(Exercise goal):
Pick out each line of the records in which the word "образования" appears.
[start of Records to process]
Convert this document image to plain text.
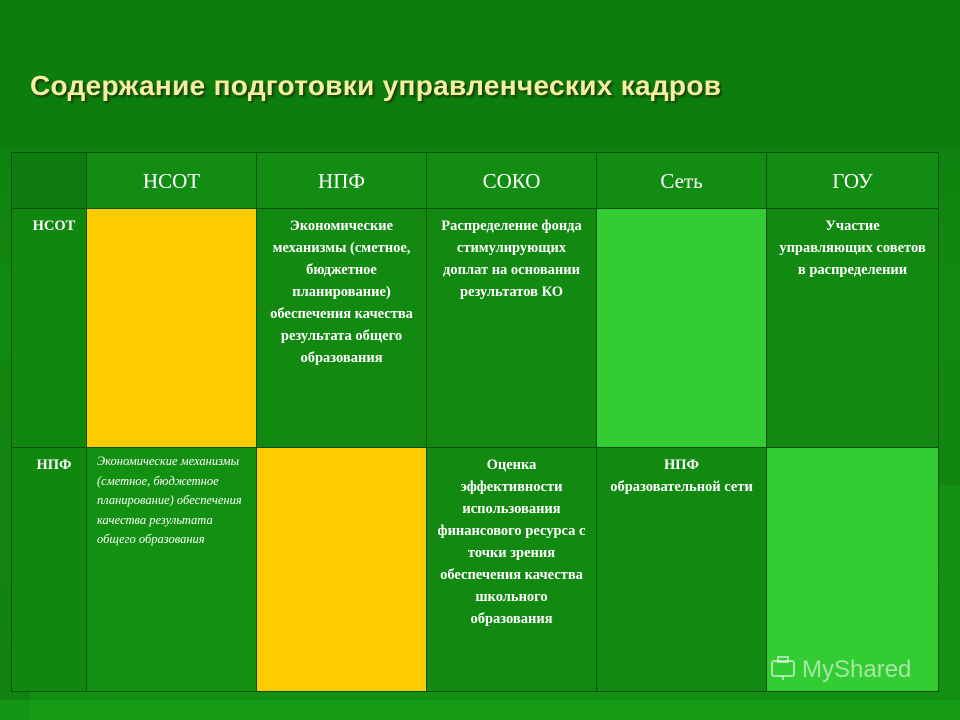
Содержание подготовки управленческих кадров
	НСОТ	НПФ	СОКО	Сеть	ГОУ
НСОТ		Экономические механизмы (сметное, бюджетное планирование) обеспечения качества результата общего образования	Распределение фонда стимулирующих доплат на основании результатов КО		Участие управляющих советов в распределении

НПФ	Экономические механизмы (сметное, бюджетное планирование) обеспечения качества результата общего образования		Оценка эффективности использования финансового ресурса с точки зрения обеспечения качества школьного образования	НПФ образовательной сети	

MyShared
[end of Records to process]
(Full response):
НСОТ		Экономические механизмы (сметное, бюджетное планирование) обеспечения качества результата общего образования	Распределение фонда стимулирующих доплат на основании результатов КО		Участие управляющих советов в распределении
НПФ	Экономические механизмы (сметное, бюджетное планирование) обеспечения качества результата общего образования		Оценка эффективности использования финансового ресурса с точки зрения обеспечения качества школьного образования	НПФ образовательной сети	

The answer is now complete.